**Data**
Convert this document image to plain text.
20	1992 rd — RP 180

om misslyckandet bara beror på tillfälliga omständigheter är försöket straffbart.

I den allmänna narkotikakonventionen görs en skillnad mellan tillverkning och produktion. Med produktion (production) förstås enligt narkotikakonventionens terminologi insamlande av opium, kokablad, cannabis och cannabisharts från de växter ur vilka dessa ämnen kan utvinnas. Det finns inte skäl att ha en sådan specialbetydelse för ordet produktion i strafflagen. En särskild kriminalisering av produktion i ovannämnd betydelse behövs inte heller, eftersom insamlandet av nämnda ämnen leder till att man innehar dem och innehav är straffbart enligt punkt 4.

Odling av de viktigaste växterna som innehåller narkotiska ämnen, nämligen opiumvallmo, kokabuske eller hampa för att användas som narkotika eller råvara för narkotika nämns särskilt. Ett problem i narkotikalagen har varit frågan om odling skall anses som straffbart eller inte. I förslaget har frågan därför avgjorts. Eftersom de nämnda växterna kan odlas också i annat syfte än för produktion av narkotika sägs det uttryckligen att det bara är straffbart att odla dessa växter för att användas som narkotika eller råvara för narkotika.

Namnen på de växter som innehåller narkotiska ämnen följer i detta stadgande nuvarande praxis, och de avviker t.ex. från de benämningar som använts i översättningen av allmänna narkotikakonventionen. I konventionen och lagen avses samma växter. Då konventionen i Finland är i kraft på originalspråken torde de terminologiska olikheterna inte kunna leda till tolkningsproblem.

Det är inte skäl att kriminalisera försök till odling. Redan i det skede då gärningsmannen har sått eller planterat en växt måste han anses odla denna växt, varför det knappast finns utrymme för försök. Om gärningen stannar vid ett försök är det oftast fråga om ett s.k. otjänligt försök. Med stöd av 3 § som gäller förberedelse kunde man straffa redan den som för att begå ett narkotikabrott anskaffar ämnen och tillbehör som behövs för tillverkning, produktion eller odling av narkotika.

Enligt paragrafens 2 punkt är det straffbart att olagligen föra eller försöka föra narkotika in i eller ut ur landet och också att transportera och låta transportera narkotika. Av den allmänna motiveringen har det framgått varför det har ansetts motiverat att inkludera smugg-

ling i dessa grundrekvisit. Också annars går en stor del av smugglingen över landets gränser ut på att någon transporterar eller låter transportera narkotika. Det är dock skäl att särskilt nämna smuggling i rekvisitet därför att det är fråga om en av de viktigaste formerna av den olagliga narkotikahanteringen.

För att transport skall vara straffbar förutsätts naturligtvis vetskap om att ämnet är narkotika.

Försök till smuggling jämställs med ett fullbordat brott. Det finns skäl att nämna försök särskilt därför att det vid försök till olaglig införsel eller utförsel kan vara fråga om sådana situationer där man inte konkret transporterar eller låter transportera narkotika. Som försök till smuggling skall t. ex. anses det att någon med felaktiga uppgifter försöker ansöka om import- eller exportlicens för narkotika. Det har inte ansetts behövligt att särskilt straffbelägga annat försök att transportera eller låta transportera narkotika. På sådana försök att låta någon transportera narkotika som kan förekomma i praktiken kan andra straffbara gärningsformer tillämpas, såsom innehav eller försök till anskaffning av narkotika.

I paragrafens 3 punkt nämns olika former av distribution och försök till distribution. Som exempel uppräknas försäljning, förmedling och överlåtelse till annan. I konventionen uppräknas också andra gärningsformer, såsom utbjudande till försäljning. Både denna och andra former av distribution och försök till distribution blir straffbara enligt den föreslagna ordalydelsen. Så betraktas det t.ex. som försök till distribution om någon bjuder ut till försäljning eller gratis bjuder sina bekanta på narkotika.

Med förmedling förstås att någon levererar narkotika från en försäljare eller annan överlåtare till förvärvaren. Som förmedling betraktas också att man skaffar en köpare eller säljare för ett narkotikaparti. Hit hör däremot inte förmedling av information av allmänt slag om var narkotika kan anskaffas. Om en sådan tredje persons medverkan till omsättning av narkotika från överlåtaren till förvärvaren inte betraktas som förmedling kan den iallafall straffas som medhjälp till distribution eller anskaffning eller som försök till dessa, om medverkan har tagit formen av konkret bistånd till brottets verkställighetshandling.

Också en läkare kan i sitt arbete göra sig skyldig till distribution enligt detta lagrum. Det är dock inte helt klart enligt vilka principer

==

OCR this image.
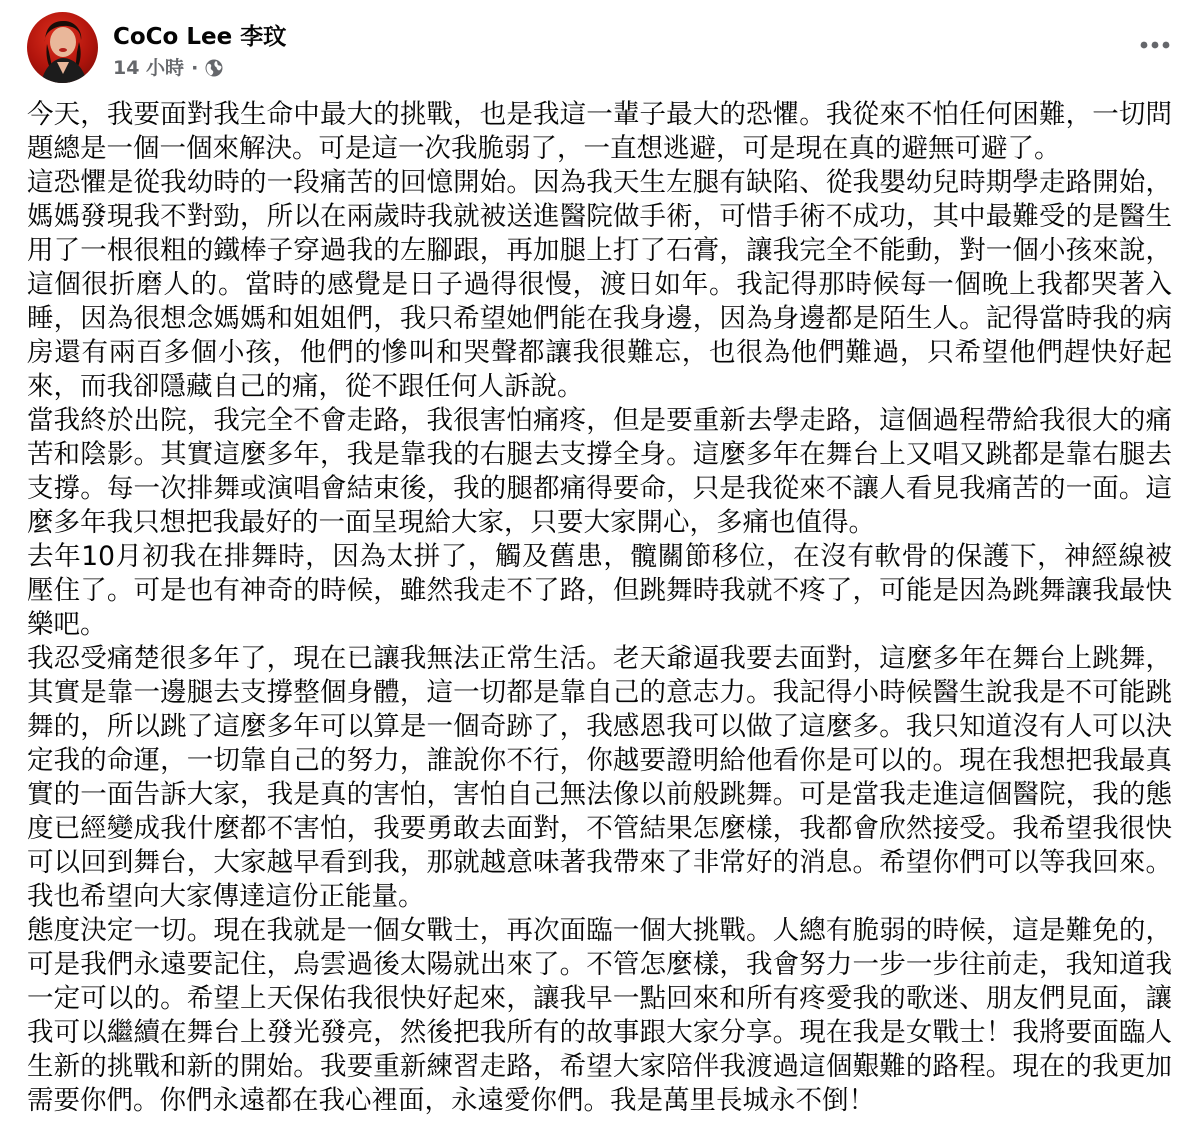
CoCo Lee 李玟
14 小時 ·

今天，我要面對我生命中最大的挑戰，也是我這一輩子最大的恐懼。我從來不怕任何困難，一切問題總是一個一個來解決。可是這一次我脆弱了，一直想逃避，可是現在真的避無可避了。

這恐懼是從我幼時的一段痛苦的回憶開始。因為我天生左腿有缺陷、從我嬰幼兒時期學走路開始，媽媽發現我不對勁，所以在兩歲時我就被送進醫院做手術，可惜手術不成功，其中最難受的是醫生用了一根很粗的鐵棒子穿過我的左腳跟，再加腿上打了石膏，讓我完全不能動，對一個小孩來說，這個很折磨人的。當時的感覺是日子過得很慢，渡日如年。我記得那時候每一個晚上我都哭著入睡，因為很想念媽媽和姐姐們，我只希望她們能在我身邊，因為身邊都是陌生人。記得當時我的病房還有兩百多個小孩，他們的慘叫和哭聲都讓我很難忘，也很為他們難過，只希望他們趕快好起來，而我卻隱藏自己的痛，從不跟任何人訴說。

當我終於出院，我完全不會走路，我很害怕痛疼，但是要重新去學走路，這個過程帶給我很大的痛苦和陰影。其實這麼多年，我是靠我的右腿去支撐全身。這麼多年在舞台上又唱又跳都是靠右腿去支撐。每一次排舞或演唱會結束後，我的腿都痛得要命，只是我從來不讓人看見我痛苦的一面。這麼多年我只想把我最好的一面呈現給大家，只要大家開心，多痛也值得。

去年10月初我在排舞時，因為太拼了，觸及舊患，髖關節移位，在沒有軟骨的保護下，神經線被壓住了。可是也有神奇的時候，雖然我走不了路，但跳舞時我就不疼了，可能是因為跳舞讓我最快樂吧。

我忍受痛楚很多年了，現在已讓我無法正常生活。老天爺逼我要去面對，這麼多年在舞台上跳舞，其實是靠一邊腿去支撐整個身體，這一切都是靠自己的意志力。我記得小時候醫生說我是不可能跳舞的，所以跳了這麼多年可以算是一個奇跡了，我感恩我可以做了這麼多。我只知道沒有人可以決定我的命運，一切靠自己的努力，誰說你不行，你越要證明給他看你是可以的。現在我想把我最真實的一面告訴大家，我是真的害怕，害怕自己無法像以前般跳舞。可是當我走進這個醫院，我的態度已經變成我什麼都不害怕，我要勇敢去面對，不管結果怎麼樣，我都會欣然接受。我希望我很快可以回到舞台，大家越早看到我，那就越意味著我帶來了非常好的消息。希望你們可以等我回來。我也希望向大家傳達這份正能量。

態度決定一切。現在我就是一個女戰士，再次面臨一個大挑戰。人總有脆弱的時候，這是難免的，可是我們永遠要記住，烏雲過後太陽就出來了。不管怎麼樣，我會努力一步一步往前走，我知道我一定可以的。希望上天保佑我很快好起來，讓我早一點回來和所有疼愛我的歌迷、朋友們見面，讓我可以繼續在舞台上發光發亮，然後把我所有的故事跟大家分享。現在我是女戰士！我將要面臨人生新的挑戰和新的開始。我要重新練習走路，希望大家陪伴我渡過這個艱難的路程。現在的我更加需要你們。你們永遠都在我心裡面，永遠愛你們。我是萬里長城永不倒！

**Prompt**
Show all lines from the data above in which the word "gärningsformer" appears.

**Response to the task**
Försök till smuggling jämställs med ett fullbordat brott. Det finns skäl att nämna försök särskilt därför att det vid försök till olaglig införsel eller utförsel kan vara fråga om sådana situationer där man inte konkret transporterar eller låter transportera narkotika. Som försök till smuggling skall t. ex. anses det att någon med felaktiga uppgifter försöker ansöka om import- eller exportlicens för narkotika. Det har inte ansetts behövligt att särskilt straffbelägga annat försök att transportera eller låta transportera narkotika. På sådana försök att låta någon transportera narkotika som kan förekomma i praktiken kan andra straffbara gärningsformer tillämpas, såsom innehav eller försök till anskaffning av narkotika.
I paragrafens 3 punkt nämns olika former av distribution och försök till distribution. Som exempel uppräknas försäljning, förmedling och överlåtelse till annan. I konventionen uppräknas också andra gärningsformer, såsom utbjudande till försäljning. Både denna och andra former av distribution och försök till distribution blir straffbara enligt den föreslagna ordalydelsen. Så betraktas det t.ex. som försök till distribution om någon bjuder ut till försäljning eller gratis bjuder sina bekanta på narkotika.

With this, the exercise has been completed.